INSTRUCTIONS FOR THE TASK: Across the material below, how many lines contain the word "search"? Give only the number.

SUPPLIED RECORDS:
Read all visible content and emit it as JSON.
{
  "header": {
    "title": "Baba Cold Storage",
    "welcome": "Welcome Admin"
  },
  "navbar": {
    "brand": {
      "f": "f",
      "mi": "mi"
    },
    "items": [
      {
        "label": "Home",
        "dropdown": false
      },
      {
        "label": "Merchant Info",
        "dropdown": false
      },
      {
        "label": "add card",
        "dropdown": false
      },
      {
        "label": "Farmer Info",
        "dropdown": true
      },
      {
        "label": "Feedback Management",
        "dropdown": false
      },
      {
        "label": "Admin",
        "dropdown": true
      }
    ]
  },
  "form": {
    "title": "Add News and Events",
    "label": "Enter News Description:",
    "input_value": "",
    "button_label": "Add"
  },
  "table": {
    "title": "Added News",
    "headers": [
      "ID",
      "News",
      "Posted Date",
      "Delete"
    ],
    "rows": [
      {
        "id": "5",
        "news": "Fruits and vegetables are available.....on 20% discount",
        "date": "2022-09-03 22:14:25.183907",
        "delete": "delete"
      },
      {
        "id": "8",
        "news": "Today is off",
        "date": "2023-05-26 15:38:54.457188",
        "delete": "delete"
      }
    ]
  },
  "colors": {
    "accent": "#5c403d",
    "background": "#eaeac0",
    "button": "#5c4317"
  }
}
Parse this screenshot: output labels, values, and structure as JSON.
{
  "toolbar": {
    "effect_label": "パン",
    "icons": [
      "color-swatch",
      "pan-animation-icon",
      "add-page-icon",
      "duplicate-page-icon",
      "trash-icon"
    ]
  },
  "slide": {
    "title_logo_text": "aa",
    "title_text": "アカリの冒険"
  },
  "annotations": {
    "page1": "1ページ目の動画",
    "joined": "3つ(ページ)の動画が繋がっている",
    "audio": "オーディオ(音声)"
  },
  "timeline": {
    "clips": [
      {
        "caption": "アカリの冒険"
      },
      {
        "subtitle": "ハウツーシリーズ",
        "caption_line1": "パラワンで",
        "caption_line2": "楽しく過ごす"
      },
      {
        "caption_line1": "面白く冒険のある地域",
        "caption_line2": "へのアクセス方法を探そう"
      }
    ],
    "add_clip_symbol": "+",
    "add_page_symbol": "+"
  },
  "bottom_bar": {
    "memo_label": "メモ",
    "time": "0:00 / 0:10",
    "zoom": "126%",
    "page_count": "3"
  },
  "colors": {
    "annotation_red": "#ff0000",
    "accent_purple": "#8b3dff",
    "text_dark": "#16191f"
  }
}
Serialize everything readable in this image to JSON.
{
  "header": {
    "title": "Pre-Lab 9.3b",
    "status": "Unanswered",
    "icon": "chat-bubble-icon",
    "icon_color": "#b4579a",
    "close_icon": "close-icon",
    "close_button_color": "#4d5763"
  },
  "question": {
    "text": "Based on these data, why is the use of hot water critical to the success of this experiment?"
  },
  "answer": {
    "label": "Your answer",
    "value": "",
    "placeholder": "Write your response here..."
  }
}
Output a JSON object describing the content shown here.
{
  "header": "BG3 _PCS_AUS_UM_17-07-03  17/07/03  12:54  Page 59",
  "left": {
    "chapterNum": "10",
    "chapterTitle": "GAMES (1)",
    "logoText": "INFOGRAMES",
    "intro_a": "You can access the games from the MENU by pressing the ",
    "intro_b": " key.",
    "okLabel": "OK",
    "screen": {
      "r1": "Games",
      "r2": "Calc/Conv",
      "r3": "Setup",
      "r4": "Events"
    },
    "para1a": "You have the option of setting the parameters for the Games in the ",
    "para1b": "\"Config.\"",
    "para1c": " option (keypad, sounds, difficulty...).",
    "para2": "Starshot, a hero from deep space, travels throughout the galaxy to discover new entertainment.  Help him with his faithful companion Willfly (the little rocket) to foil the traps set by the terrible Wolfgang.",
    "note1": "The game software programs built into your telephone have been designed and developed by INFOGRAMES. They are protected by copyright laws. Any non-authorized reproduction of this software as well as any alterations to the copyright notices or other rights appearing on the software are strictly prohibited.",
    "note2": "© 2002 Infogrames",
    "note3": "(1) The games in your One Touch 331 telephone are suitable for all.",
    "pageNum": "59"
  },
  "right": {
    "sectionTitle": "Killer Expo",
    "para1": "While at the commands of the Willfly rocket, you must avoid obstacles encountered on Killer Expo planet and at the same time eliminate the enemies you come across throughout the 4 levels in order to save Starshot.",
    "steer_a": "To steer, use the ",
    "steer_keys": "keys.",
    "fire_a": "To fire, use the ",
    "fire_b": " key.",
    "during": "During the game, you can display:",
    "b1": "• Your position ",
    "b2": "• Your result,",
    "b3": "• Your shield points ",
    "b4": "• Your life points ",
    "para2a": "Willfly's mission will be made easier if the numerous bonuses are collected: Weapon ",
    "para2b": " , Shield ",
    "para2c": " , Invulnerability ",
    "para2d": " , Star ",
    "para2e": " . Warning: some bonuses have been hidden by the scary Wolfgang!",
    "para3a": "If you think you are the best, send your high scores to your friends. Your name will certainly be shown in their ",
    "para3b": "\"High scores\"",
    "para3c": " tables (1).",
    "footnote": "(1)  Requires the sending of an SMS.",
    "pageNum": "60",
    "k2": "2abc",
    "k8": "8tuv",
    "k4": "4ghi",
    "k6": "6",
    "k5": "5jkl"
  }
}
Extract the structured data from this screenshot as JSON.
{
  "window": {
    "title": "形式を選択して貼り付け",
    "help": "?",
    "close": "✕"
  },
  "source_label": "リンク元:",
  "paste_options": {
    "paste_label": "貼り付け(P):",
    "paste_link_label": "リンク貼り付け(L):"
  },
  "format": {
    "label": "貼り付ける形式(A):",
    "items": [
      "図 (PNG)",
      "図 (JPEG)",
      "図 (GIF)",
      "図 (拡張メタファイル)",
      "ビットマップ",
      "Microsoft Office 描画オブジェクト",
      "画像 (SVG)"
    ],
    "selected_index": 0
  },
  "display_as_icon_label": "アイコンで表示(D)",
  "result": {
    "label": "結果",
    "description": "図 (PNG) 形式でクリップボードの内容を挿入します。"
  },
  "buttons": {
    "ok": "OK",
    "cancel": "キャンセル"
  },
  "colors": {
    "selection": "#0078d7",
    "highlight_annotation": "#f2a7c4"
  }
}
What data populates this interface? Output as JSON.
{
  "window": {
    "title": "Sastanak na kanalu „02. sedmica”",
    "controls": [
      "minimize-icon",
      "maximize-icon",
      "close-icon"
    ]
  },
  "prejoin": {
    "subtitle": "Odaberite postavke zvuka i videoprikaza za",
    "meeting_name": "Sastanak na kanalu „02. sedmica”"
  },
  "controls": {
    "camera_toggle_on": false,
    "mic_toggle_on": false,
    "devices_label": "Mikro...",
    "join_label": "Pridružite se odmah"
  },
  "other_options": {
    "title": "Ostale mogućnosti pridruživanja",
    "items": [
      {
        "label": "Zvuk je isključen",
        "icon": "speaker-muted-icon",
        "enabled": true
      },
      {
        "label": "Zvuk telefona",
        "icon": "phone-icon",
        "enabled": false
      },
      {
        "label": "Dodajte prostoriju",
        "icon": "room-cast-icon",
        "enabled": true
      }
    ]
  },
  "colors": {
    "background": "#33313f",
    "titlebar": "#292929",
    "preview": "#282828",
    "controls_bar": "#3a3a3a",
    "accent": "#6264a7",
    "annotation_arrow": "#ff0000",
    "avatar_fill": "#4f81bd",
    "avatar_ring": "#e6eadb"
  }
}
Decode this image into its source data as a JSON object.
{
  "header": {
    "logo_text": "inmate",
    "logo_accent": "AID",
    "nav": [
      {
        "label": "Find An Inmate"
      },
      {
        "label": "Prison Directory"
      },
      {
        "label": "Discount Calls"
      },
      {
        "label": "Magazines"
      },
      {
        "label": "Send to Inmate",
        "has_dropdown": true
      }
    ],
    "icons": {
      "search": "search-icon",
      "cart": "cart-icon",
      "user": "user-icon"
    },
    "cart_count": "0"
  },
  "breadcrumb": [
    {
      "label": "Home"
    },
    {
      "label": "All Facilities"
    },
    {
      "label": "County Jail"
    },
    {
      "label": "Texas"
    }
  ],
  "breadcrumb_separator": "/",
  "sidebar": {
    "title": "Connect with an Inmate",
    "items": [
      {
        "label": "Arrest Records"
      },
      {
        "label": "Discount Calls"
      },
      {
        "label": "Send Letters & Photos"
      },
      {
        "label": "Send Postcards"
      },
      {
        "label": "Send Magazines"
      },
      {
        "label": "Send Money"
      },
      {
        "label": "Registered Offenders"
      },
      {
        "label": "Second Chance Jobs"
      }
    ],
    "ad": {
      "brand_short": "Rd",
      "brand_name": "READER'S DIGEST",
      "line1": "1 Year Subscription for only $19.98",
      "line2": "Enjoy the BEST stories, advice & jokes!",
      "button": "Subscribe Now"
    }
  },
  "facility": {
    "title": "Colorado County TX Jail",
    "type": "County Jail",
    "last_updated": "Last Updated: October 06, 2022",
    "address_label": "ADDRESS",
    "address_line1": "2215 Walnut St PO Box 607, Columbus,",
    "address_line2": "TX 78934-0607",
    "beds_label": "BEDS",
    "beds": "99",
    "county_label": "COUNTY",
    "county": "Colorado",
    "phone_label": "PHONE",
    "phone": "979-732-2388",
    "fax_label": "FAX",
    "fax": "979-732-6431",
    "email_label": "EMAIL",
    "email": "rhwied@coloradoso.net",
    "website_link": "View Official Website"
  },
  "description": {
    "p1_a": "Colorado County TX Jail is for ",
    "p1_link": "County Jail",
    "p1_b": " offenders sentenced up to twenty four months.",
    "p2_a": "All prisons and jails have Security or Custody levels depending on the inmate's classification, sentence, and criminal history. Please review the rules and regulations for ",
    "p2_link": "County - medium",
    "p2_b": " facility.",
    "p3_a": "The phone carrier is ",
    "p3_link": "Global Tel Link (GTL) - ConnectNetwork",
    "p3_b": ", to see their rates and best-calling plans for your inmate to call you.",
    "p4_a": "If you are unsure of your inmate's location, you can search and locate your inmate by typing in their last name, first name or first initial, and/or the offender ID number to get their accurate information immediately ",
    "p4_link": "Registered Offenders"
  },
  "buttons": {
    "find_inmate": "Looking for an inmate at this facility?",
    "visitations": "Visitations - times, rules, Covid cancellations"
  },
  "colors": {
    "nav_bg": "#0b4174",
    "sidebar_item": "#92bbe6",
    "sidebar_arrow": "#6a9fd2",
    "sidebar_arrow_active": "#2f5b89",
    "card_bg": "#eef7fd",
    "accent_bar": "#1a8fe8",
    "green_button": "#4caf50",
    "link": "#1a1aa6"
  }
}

EXERCISE OUTPUT: 2